(Saved entries)
^^^^

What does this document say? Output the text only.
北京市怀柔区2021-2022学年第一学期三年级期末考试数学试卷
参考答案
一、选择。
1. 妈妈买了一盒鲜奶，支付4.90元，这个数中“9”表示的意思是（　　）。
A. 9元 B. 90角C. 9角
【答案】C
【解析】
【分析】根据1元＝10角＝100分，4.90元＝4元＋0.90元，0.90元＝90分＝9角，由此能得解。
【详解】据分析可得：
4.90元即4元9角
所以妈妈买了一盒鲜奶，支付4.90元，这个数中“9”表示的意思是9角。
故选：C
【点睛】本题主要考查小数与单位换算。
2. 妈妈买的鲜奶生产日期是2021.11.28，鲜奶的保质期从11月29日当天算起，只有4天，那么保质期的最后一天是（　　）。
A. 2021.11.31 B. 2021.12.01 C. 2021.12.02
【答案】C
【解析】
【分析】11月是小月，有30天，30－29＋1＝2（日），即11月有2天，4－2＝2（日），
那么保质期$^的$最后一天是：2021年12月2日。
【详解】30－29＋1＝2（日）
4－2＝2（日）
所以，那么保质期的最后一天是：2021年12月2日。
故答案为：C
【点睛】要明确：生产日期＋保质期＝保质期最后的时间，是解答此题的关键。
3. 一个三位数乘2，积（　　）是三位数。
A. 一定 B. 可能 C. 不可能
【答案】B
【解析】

^^^^

Your task is to repeat every line exactly.

◆ Solution for this task
What does this document say? Output the text only.
北京市怀柔区2021-2022学年第一学期三年级期末考试数学试卷
参考答案
一、选择。
1. 妈妈买了一盒鲜奶，支付4.90元，这个数中“9”表示的意思是（　　）。
A. 9元 B. 90角C. 9角
【答案】C
【解析】
【分析】根据1元＝10角＝100分，4.90元＝4元＋0.90元，0.90元＝90分＝9角，由此能得解。
【详解】据分析可得：
4.90元即4元9角
所以妈妈买了一盒鲜奶，支付4.90元，这个数中“9”表示的意思是9角。
故选：C
【点睛】本题主要考查小数与单位换算。
2. 妈妈买的鲜奶生产日期是2021.11.28，鲜奶的保质期从11月29日当天算起，只有4天，那么保质期的最后一天是（　　）。
A. 2021.11.31 B. 2021.12.01 C. 2021.12.02
【答案】C
【解析】
【分析】11月是小月，有30天，30－29＋1＝2（日），即11月有2天，4－2＝2（日），
那么保质期$^的$最后一天是：2021年12月2日。
【详解】30－29＋1＝2（日）
4－2＝2（日）
所以，那么保质期的最后一天是：2021年12月2日。
故答案为：C
【点睛】要明确：生产日期＋保质期＝保质期最后的时间，是解答此题的关键。
3. 一个三位数乘2，积（　　）是三位数。
A. 一定 B. 可能 C. 不可能
【答案】B
【解析】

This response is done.